**Goal:** Keep only the lines of the listing that include the word "this", and copy them.
····················
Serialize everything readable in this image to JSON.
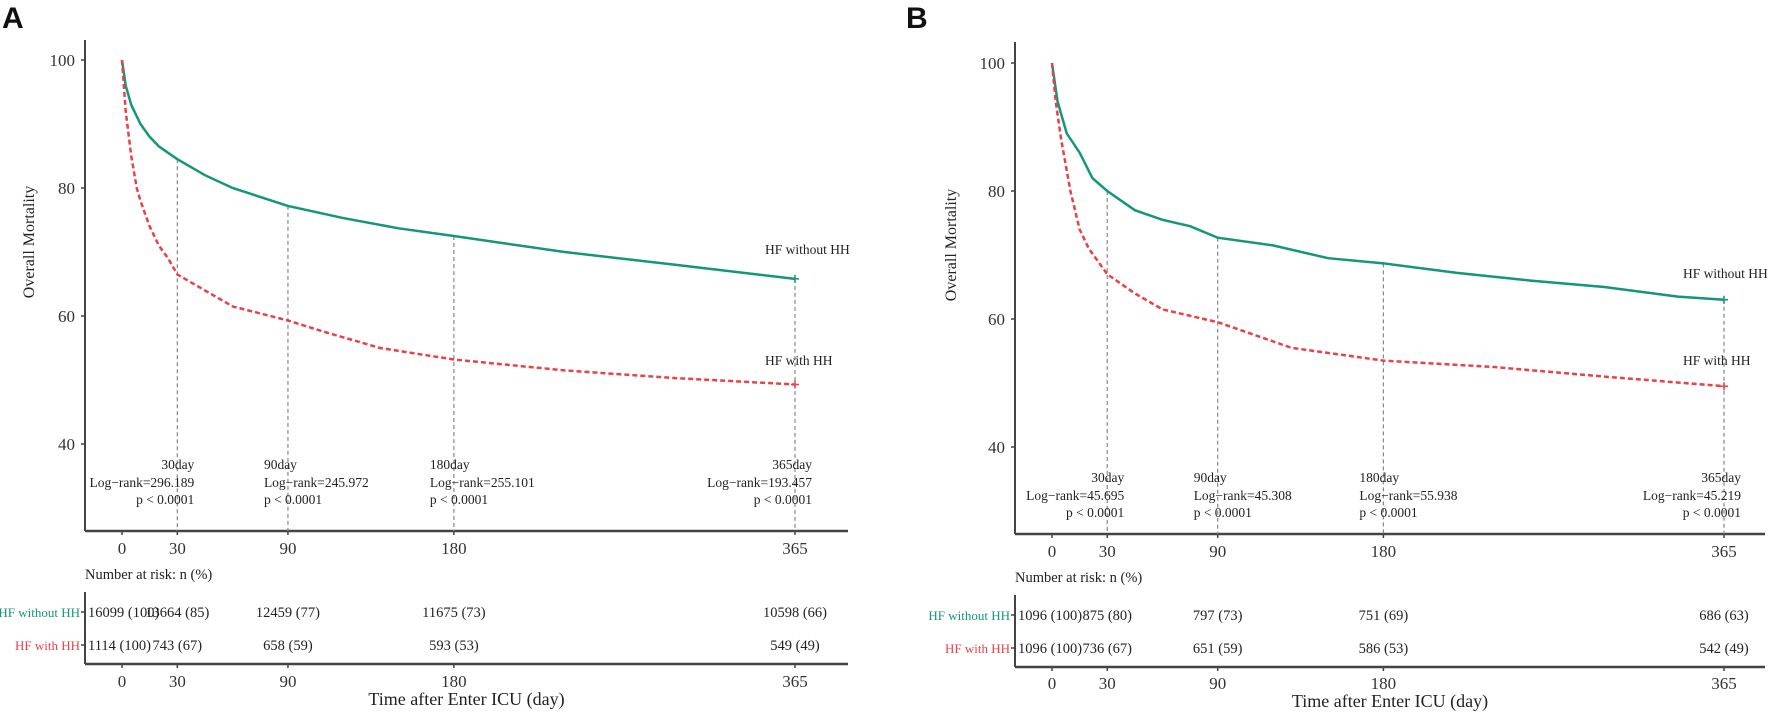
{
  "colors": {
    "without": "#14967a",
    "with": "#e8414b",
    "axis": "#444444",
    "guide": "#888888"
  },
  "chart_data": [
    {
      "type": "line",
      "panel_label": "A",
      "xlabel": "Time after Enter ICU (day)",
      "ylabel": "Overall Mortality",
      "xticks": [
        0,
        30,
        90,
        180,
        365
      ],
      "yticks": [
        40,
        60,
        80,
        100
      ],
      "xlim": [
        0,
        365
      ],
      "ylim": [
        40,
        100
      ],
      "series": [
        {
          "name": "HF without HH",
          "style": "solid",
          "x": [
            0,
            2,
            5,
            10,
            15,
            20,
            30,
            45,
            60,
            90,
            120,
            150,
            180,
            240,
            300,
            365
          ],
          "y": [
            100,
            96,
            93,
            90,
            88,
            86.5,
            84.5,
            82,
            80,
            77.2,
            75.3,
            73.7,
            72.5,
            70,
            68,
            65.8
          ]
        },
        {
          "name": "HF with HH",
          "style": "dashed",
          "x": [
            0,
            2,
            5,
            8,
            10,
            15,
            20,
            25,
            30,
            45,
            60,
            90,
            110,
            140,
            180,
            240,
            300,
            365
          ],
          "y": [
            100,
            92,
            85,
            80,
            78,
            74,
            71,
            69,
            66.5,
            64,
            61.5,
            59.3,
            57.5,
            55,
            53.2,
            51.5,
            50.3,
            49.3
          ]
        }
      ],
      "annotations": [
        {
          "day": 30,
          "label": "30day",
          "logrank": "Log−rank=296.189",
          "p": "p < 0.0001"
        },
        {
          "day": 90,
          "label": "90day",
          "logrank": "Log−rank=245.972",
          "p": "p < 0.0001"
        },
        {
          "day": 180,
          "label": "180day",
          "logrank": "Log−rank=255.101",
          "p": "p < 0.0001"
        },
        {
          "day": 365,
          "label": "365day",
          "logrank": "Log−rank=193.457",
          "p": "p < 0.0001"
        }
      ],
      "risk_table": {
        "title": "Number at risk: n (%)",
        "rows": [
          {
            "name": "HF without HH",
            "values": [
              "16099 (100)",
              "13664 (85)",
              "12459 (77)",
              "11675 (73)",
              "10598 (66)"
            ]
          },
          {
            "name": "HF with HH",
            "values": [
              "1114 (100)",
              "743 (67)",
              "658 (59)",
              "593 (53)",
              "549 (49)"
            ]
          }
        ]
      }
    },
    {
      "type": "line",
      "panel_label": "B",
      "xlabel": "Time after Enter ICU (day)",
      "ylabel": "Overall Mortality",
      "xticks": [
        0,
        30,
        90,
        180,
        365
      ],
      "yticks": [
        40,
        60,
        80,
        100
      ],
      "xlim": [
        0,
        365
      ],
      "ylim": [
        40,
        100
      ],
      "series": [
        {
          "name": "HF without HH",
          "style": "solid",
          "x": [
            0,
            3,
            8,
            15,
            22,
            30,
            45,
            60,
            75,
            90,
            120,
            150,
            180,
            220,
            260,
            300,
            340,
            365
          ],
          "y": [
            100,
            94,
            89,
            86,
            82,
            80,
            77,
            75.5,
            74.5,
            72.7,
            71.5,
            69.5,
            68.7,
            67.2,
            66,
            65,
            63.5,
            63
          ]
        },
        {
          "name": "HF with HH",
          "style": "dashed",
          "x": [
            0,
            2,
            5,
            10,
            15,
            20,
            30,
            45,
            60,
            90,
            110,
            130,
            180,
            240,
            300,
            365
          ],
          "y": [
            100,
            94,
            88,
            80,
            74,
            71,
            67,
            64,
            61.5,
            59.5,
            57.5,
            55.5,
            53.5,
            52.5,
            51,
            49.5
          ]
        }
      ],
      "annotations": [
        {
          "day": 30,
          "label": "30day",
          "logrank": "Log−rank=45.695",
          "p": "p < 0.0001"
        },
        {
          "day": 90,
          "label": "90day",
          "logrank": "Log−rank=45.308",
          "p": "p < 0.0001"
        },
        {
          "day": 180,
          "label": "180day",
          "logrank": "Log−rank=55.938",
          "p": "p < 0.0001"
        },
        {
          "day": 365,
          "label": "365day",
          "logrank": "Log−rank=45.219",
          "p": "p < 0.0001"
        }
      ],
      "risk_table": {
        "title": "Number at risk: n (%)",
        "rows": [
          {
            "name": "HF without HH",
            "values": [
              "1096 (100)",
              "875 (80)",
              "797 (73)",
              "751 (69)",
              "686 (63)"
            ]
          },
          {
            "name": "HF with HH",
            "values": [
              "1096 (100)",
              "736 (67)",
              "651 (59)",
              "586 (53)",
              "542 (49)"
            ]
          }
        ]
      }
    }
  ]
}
····················
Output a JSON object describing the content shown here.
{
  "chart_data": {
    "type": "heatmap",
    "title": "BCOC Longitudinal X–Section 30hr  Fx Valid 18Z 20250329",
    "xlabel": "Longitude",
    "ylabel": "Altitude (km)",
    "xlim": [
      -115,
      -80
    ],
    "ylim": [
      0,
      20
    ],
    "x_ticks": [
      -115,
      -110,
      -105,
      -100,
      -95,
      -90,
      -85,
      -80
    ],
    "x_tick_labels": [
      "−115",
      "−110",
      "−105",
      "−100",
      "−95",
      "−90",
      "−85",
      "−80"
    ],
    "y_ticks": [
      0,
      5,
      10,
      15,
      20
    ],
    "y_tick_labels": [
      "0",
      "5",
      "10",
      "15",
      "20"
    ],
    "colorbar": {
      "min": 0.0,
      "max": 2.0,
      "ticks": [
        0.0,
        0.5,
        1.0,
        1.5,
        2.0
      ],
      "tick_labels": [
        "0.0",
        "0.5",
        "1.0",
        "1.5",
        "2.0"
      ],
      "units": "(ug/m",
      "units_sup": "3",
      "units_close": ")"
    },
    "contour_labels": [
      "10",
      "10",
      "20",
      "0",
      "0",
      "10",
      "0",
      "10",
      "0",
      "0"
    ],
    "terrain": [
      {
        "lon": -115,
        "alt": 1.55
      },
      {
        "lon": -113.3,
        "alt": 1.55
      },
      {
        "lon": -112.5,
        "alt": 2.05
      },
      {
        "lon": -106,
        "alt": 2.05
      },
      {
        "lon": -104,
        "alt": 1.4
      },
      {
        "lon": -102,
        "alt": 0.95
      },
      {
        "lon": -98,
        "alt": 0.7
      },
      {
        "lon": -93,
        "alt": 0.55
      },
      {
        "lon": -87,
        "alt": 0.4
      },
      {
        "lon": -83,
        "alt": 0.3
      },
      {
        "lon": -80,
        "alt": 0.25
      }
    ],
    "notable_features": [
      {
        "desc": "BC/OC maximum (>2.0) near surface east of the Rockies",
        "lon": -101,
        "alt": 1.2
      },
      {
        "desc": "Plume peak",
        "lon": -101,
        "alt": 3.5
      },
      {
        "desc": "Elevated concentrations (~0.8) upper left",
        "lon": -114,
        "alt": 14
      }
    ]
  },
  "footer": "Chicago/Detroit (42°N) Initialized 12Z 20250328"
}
····················
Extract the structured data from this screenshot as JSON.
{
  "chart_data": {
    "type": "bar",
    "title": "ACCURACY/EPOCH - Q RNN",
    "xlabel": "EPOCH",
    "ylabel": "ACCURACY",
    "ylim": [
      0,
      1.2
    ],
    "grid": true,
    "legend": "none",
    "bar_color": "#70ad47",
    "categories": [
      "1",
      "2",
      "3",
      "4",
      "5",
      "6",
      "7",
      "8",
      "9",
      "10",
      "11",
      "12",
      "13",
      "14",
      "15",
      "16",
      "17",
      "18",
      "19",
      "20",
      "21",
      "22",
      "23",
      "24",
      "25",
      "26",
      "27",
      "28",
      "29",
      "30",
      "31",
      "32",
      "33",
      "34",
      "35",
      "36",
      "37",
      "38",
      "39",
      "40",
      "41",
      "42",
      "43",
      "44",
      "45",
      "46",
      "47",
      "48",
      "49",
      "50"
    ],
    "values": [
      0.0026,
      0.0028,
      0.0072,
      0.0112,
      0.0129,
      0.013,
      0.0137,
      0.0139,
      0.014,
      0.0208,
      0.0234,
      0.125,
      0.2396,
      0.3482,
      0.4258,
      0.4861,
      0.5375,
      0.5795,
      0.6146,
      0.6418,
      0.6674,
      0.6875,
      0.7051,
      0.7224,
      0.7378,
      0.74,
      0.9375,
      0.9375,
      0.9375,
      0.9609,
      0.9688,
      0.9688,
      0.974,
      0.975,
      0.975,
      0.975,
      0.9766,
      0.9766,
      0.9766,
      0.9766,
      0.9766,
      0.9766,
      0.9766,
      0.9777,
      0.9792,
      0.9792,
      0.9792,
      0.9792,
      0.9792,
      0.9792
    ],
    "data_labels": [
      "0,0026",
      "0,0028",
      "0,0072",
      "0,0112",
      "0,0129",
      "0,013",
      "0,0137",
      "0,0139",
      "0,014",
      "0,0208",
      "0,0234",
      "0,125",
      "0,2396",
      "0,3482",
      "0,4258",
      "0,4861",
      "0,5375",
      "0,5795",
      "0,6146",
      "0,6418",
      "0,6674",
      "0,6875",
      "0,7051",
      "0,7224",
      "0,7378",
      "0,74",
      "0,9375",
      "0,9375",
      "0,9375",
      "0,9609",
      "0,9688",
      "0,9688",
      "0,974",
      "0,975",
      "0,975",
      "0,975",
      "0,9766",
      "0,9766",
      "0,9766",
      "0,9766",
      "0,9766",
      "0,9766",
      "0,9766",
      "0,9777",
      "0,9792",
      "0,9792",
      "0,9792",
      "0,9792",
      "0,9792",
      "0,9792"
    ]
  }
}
····················
**Finished exercise:**
Serialize everything readable in this image to JSON.
Extract the structured data from this screenshot as JSON.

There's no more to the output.